FRAGMENTO SELECCIONADO »
Cuarto y mitad

Ya no soy feminista

Como soy blanca, europea y desclasada (porque ya no pertenezco a la clase trabajadora, pero tampoco soy clase media ni alta, nacer en una familia de jornaleros hace difícil la ubicación) pero tampoco soy racializada, puta, trans ni lesbiana, aunque todo podría andarse, y mi discapacidad sólo es de un 33%, digo que según los estándares actuales (que diría Plácido Domingo) ya no estoy legitimada para formar parte del movimiento feminista. Tampoco soy antiespecista, ni anticapacitista, signifiquen estas palabras lo que signifiquen, pues la verdad es que ignoro lo que quieren decir.

No importa, porque hoy todo el mundo es feminista, lo era incluso el programa de la Isla de las Tentaciones, según su presentadora, Mónica Naranjo. Así que nadie me va a echar en falta, ni el mundo se va a hundir porque haya una feminista menos en él. Por otra parte, no es coherente seguir siendo parte de un movimiento que puede afirmar una cosa y la contraria a la vez: defender la prostitución y su abolición al mismo tiempo; considerar la gestación subrogada algo aceptable a la vez que se pide su prohibición.  Definir el género como algo innato de las personas y querer abolirlo por ser una construcción social.

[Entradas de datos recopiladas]
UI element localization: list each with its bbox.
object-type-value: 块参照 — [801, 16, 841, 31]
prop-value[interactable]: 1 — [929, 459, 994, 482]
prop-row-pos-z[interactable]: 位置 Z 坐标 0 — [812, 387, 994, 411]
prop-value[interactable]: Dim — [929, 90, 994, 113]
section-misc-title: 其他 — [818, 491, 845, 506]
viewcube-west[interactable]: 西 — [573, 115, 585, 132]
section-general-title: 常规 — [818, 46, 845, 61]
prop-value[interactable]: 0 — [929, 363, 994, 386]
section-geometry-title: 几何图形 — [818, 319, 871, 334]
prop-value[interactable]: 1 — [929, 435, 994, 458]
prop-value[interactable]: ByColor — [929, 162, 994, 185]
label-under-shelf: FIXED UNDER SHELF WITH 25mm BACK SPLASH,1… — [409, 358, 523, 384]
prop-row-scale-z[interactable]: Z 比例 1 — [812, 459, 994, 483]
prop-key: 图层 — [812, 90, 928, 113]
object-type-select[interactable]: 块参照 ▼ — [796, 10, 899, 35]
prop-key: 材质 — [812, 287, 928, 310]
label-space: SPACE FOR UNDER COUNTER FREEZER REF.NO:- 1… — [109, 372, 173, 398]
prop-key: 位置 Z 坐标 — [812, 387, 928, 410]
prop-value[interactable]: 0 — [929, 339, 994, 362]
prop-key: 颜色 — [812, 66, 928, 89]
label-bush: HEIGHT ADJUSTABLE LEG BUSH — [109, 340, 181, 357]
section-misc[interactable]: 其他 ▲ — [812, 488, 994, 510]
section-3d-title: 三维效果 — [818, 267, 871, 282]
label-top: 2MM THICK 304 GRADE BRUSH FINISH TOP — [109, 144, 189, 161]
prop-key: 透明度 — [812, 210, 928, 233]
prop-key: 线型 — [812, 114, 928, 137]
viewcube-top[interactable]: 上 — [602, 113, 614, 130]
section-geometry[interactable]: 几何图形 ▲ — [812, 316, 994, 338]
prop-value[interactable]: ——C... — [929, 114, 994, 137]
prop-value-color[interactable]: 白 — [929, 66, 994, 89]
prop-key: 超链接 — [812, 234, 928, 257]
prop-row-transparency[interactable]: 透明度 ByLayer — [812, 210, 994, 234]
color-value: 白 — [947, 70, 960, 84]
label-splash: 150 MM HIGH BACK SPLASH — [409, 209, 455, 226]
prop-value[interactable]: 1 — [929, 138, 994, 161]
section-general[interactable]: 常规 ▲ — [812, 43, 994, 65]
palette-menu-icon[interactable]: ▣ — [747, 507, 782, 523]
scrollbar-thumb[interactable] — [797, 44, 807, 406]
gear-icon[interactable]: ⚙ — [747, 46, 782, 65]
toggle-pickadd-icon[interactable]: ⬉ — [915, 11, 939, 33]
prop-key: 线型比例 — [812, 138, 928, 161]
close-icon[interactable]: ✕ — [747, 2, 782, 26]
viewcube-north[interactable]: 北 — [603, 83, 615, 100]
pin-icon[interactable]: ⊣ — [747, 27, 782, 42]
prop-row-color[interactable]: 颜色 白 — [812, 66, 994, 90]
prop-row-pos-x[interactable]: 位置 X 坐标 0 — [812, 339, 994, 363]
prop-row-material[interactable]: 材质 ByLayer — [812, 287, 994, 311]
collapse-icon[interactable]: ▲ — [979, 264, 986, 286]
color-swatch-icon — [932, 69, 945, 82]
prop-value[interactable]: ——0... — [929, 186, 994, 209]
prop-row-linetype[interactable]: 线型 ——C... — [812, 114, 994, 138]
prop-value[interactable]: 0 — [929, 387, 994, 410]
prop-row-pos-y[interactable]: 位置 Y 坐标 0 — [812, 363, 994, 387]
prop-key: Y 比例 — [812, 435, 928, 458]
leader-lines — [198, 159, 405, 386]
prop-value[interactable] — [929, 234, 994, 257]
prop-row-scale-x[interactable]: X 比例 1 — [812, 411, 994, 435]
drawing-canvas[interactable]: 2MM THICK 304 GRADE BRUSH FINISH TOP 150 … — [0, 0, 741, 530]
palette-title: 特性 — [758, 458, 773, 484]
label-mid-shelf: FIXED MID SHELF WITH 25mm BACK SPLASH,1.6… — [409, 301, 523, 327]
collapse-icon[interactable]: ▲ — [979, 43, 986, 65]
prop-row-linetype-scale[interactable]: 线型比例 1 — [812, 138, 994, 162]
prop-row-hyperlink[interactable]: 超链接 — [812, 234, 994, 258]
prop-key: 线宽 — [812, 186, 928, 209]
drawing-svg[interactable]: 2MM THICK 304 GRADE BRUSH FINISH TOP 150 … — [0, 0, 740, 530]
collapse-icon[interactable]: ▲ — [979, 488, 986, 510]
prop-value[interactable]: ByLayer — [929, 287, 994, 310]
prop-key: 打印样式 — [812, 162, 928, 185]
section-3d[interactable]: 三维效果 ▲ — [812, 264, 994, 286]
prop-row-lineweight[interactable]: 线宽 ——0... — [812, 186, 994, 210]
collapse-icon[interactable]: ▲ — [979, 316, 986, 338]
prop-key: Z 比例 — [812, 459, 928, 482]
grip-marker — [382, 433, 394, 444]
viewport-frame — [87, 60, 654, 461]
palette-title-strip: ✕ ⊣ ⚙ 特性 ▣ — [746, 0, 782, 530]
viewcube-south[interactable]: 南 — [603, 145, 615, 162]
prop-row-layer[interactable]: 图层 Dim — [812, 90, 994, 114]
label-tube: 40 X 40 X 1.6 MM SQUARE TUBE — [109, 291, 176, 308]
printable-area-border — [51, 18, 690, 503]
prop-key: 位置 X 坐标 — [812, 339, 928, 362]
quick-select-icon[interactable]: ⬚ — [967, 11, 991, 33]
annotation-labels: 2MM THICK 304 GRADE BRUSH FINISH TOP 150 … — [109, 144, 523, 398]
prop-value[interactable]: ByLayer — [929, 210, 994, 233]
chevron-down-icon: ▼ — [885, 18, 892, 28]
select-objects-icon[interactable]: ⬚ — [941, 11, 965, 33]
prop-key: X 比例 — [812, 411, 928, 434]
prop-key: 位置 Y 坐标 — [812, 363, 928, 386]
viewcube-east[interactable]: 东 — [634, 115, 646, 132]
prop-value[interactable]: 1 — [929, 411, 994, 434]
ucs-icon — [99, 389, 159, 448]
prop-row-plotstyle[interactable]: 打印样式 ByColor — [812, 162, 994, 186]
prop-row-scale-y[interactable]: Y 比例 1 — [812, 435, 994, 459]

LISTA DE TAREAS »
a: Según el texto «Ya no soy feminista», ¿por qué no es coherente seguir formando parte del movimiento feminista? Responde en una a tres oraciones.
b: Reproduce sin cambios la parte del texto «Ya no soy feminista» que empieza con las palabras que contienen "Ya no soy feminista" y termina con "que quieren decir.".
c: Retoma el texto «Ya no soy feminista» a partir del punto en que se detiene.

RESPUESTAS DADAS »
a: No es coherente porque el movimiento puede afirmar una cosa y la contraria a la vez. Por ejemplo, defiende la prostitución y su abolición al mismo tiempo, y considera aceptable la gestación subrogada mientras pide su prohibición. También define el género como algo innato de las personas y quiere abolirlo por ser una construcción social.

b:
Ya no soy feminista

Como soy blanca, europea y desclasada (porque ya no pertenezco a la clase trabajadora, pero tampoco soy clase media ni alta, nacer en una familia de jornaleros hace difícil la ubicación) pero tampoco soy racializada, puta, trans ni lesbiana, aunque todo podría andarse, y mi discapacidad sólo es de un 33%, digo que según los estándares actuales (que diría Plácido Domingo) ya no estoy legitimada para formar parte del movimiento feminista. Tampoco soy antiespecista, ni anticapacitista, signifiquen estas palabras lo que signifiquen, pues la verdad es que ignoro lo que quieren decir.

c:
Yo no estoy para estos juegos malabares, la verdad. Cuando el feminismo era una teoría política y un movimiento social favorable a la igualdad entre hombres y mujeres, que luchaba porque las mujeres de todo el mundo fuesen consideradas sujetos de pleno derecho e individuos con capacidad para llevar a cabo su propio proyecto de vida, me consideraba feminista, y aporté mi granito de arena durante los años 70, 80 y 90 en diferentes formas: en la calle, escribiendo, organizando actos, y hasta dirigí una publicación que se llamaba Dones en Lluita (Mujeres en Lucha).

Pero como ya no se sabe quienes son las mujeres –porque hoy puede serlo cualquiera, aunque tenga pene, barba y bigote– los hombres pueden gestar, abortar y ser el sujeto del feminismo, y las antiguas mujeres han transmutado en "personas gestantes", "personas con vagina" o "personas menstruantes", pues la verdad es que ya no me siento parte de esta cofradía.  Seguro que los hombres y los nuevos sujetos políticos del feminismo lo van a hacer genial, y van a conseguir lo que más de veinte siglos de patriarcado no ha conseguido: no solo que las mujeres sigan subordinadas, sino que desaparezcan del mapa.  Enhorabuena.